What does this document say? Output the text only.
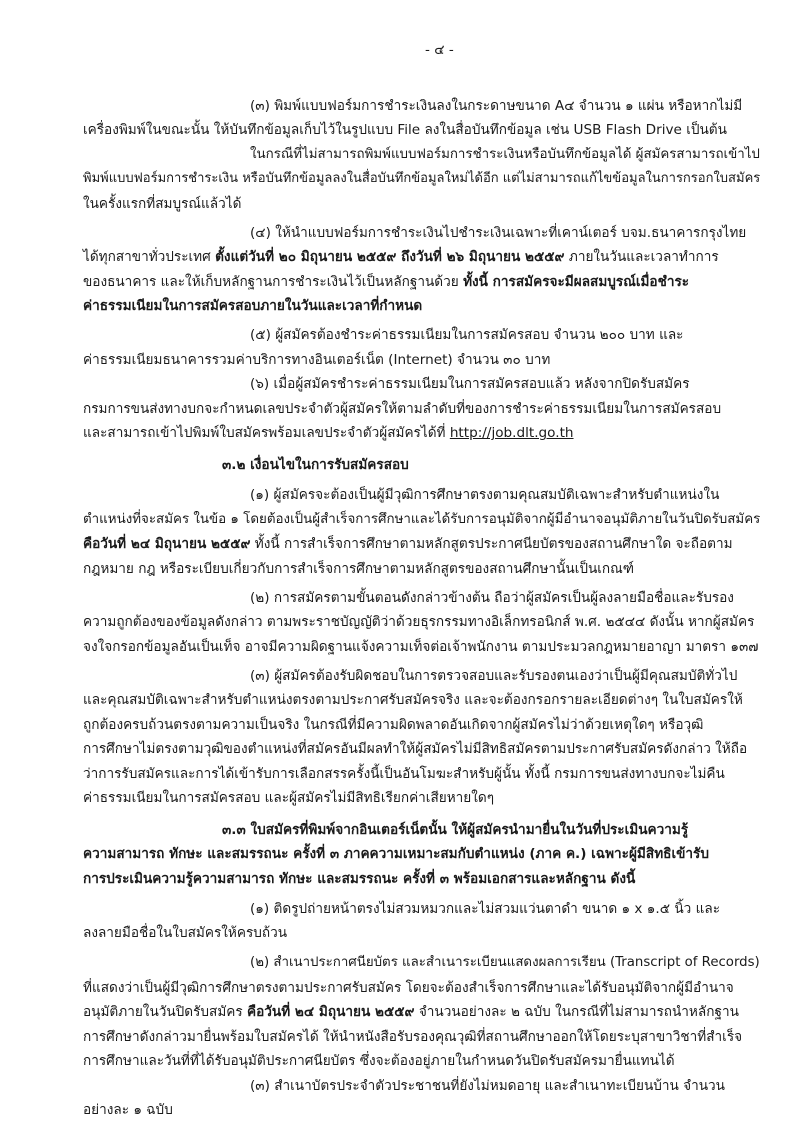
- ๔ -
(๓) พิมพ์แบบฟอร์มการชำระเงินลงในกระดาษขนาด A๔ จำนวน ๑ แผ่น หรือหากไม่มี
เครื่องพิมพ์ในขณะนั้น ให้บันทึกข้อมูลเก็บไว้ในรูปแบบ File ลงในสื่อบันทึกข้อมูล เช่น USB Flash Drive เป็นต้น
ในกรณีที่ไม่สามารถพิมพ์แบบฟอร์มการชำระเงินหรือบันทึกข้อมูลได้ ผู้สมัครสามารถเข้าไป
พิมพ์แบบฟอร์มการชำระเงิน หรือบันทึกข้อมูลลงในสื่อบันทึกข้อมูลใหม่ได้อีก แต่ไม่สามารถแก้ไขข้อมูลในการกรอกใบสมัคร
ในครั้งแรกที่สมบูรณ์แล้วได้
(๔) ให้นำแบบฟอร์มการชำระเงินไปชำระเงินเฉพาะที่เคาน์เตอร์ บจม.ธนาคารกรุงไทย
ได้ทุกสาขาทั่วประเทศ ตั้งแต่วันที่ ๒๐ มิถุนายน ๒๕๕๙ ถึงวันที่ ๒๖ มิถุนายน ๒๕๕๙ ภายในวันและเวลาทำการ
ของธนาคาร และให้เก็บหลักฐานการชำระเงินไว้เป็นหลักฐานด้วย ทั้งนี้ การสมัครจะมีผลสมบูรณ์เมื่อชำระ
ค่าธรรมเนียมในการสมัครสอบภายในวันและเวลาที่กำหนด
(๕) ผู้สมัครต้องชำระค่าธรรมเนียมในการสมัครสอบ จำนวน ๒๐๐ บาท และ
ค่าธรรมเนียมธนาคารรวมค่าบริการทางอินเตอร์เน็ต (Internet) จำนวน ๓๐ บาท
(๖) เมื่อผู้สมัครชำระค่าธรรมเนียมในการสมัครสอบแล้ว หลังจากปิดรับสมัคร
กรมการขนส่งทางบกจะกำหนดเลขประจำตัวผู้สมัครให้ตามลำดับที่ของการชำระค่าธรรมเนียมในการสมัครสอบ
และสามารถเข้าไปพิมพ์ใบสมัครพร้อมเลขประจำตัวผู้สมัครได้ที่ http://job.dlt.go.th
๓.๒ เงื่อนไขในการรับสมัครสอบ
(๑) ผู้สมัครจะต้องเป็นผู้มีวุฒิการศึกษาตรงตามคุณสมบัติเฉพาะสำหรับตำแหน่งใน
ตำแหน่งที่จะสมัคร ในข้อ ๑ โดยต้องเป็นผู้สำเร็จการศึกษาและได้รับการอนุมัติจากผู้มีอำนาจอนุมัติภายในวันปิดรับสมัคร
คือวันที่ ๒๔ มิถุนายน ๒๕๕๙ ทั้งนี้ การสำเร็จการศึกษาตามหลักสูตรประกาศนียบัตรของสถานศึกษาใด จะถือตาม
กฎหมาย กฎ หรือระเบียบเกี่ยวกับการสำเร็จการศึกษาตามหลักสูตรของสถานศึกษานั้นเป็นเกณฑ์
(๒) การสมัครตามขั้นตอนดังกล่าวข้างต้น ถือว่าผู้สมัครเป็นผู้ลงลายมือชื่อและรับรอง
ความถูกต้องของข้อมูลดังกล่าว ตามพระราชบัญญัติว่าด้วยธุรกรรมทางอิเล็กทรอนิกส์ พ.ศ. ๒๕๔๔ ดังนั้น หากผู้สมัคร
จงใจกรอกข้อมูลอันเป็นเท็จ อาจมีความผิดฐานแจ้งความเท็จต่อเจ้าพนักงาน ตามประมวลกฎหมายอาญา มาตรา ๑๓๗
(๓) ผู้สมัครต้องรับผิดชอบในการตรวจสอบและรับรองตนเองว่าเป็นผู้มีคุณสมบัติทั่วไป
และคุณสมบัติเฉพาะสำหรับตำแหน่งตรงตามประกาศรับสมัครจริง และจะต้องกรอกรายละเอียดต่างๆ ในใบสมัครให้
ถูกต้องครบถ้วนตรงตามความเป็นจริง ในกรณีที่มีความผิดพลาดอันเกิดจากผู้สมัครไม่ว่าด้วยเหตุใดๆ หรือวุฒิ
การศึกษาไม่ตรงตามวุฒิของตำแหน่งที่สมัครอันมีผลทำให้ผู้สมัครไม่มีสิทธิสมัครตามประกาศรับสมัครดังกล่าว ให้ถือ
ว่าการรับสมัครและการได้เข้ารับการเลือกสรรครั้งนี้เป็นอันโมฆะสำหรับผู้นั้น ทั้งนี้ กรมการขนส่งทางบกจะไม่คืน
ค่าธรรมเนียมในการสมัครสอบ และผู้สมัครไม่มีสิทธิเรียกค่าเสียหายใดๆ
๓.๓ ใบสมัครที่พิมพ์จากอินเตอร์เน็ตนั้น ให้ผู้สมัครนำมายื่นในวันที่ประเมินความรู้
ความสามารถ ทักษะ และสมรรถนะ ครั้งที่ ๓ ภาคความเหมาะสมกับตำแหน่ง (ภาค ค.) เฉพาะผู้มีสิทธิเข้ารับ
การประเมินความรู้ความสามารถ ทักษะ และสมรรถนะ ครั้งที่ ๓ พร้อมเอกสารและหลักฐาน ดังนี้
(๑) ติดรูปถ่ายหน้าตรงไม่สวมหมวกและไม่สวมแว่นตาดำ ขนาด ๑ x ๑.๕ นิ้ว และ
ลงลายมือชื่อในใบสมัครให้ครบถ้วน
(๒) สำเนาประกาศนียบัตร และสำเนาระเบียนแสดงผลการเรียน (Transcript of Records)
ที่แสดงว่าเป็นผู้มีวุฒิการศึกษาตรงตามประกาศรับสมัคร โดยจะต้องสำเร็จการศึกษาและได้รับอนุมัติจากผู้มีอำนาจ
อนุมัติภายในวันปิดรับสมัคร คือวันที่ ๒๔ มิถุนายน ๒๕๕๙ จำนวนอย่างละ ๒ ฉบับ ในกรณีที่ไม่สามารถนำหลักฐาน
การศึกษาดังกล่าวมายื่นพร้อมใบสมัครได้ ให้นำหนังสือรับรองคุณวุฒิที่สถานศึกษาออกให้โดยระบุสาขาวิชาที่สำเร็จ
การศึกษาและวันที่ที่ได้รับอนุมัติประกาศนียบัตร ซึ่งจะต้องอยู่ภายในกำหนดวันปิดรับสมัครมายื่นแทนได้
(๓) สำเนาบัตรประจำตัวประชาชนที่ยังไม่หมดอายุ และสำเนาทะเบียนบ้าน จำนวน
อย่างละ ๑ ฉบับ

+ + + +

● THE PROBLEM: Locate each line containing the string "ความสามารถ" and show it.

● REPLY TO THE TASK:
ความสามารถ ทักษะ และสมรรถนะ ครั้งที่ ๓ ภาคความเหมาะสมกับตำแหน่ง (ภาค ค.) เฉพาะผู้มีสิทธิเข้ารับ
การประเมินความรู้ความสามารถ ทักษะ และสมรรถนะ ครั้งที่ ๓ พร้อมเอกสารและหลักฐาน ดังนี้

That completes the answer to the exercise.